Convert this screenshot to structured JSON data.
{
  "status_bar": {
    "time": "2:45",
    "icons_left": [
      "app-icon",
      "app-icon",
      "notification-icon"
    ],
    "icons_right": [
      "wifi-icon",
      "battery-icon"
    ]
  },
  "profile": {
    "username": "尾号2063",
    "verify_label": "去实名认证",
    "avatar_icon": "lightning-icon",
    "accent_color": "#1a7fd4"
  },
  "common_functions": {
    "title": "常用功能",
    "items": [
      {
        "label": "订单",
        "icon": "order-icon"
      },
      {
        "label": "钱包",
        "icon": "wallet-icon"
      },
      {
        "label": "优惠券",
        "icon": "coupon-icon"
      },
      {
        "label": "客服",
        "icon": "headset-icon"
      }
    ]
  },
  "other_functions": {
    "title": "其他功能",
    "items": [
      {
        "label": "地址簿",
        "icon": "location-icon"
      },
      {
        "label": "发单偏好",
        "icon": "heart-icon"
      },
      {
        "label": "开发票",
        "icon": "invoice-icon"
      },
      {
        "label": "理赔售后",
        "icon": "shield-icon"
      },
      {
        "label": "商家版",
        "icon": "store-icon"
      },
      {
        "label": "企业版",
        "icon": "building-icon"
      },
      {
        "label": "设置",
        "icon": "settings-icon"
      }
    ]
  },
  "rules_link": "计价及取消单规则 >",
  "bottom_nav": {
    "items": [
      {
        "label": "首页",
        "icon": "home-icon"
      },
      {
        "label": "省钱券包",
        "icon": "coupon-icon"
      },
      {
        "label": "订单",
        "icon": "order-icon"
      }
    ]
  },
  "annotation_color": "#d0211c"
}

→ Exercise aim:
Copy every line of the material, please, keeping it exactly the same.

→ Worked solution:
Convert this screenshot to structured JSON data.
{
  "status_bar": {
    "time": "2:45",
    "icons_left": [
      "app-icon",
      "app-icon",
      "notification-icon"
    ],
    "icons_right": [
      "wifi-icon",
      "battery-icon"
    ]
  },
  "profile": {
    "username": "尾号2063",
    "verify_label": "去实名认证",
    "avatar_icon": "lightning-icon",
    "accent_color": "#1a7fd4"
  },
  "common_functions": {
    "title": "常用功能",
    "items": [
      {
        "label": "订单",
        "icon": "order-icon"
      },
      {
        "label": "钱包",
        "icon": "wallet-icon"
      },
      {
        "label": "优惠券",
        "icon": "coupon-icon"
      },
      {
        "label": "客服",
        "icon": "headset-icon"
      }
    ]
  },
  "other_functions": {
    "title": "其他功能",
    "items": [
      {
        "label": "地址簿",
        "icon": "location-icon"
      },
      {
        "label": "发单偏好",
        "icon": "heart-icon"
      },
      {
        "label": "开发票",
        "icon": "invoice-icon"
      },
      {
        "label": "理赔售后",
        "icon": "shield-icon"
      },
      {
        "label": "商家版",
        "icon": "store-icon"
      },
      {
        "label": "企业版",
        "icon": "building-icon"
      },
      {
        "label": "设置",
        "icon": "settings-icon"
      }
    ]
  },
  "rules_link": "计价及取消单规则 >",
  "bottom_nav": {
    "items": [
      {
        "label": "首页",
        "icon": "home-icon"
      },
      {
        "label": "省钱券包",
        "icon": "coupon-icon"
      },
      {
        "label": "订单",
        "icon": "order-icon"
      }
    ]
  },
  "annotation_color": "#d0211c"
}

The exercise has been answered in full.